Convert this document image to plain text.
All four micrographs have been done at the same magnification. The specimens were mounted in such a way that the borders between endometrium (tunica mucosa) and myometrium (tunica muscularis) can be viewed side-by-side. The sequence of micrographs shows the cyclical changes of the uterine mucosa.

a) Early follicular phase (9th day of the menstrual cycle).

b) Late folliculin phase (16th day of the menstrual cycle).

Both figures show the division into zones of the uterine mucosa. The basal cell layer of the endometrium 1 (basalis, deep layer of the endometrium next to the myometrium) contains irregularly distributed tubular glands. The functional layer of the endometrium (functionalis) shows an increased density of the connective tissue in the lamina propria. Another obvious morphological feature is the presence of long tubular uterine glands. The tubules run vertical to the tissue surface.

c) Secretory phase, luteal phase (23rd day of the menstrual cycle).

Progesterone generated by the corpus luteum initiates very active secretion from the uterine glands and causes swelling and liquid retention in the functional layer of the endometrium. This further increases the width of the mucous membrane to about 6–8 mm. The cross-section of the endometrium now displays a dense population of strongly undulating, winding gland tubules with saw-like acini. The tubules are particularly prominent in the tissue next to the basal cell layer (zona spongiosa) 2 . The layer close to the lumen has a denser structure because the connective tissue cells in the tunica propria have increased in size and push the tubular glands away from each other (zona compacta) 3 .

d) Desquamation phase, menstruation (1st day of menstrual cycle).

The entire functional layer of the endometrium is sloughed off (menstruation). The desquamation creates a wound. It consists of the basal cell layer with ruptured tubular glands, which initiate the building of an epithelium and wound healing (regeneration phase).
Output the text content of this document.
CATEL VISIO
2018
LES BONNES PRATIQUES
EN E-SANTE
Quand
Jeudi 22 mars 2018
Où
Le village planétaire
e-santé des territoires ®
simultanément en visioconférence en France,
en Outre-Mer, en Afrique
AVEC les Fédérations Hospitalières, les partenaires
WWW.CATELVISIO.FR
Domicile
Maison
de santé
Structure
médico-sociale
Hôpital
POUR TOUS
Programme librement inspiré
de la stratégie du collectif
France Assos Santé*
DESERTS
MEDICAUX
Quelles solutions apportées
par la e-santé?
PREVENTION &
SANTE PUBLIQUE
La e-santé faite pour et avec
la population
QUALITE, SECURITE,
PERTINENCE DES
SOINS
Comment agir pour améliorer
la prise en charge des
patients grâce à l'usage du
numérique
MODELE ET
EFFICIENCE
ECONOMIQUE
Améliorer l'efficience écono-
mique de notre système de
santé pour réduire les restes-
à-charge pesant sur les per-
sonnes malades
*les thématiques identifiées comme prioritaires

(Task details)
Scan the material above for the word "cycle", and copy every line in which it is found.

(Solution to the problem)
a) Early follicular phase (9th day of the menstrual cycle).
b) Late folliculin phase (16th day of the menstrual cycle).
c) Secretory phase, luteal phase (23rd day of the menstrual cycle).
d) Desquamation phase, menstruation (1st day of menstrual cycle).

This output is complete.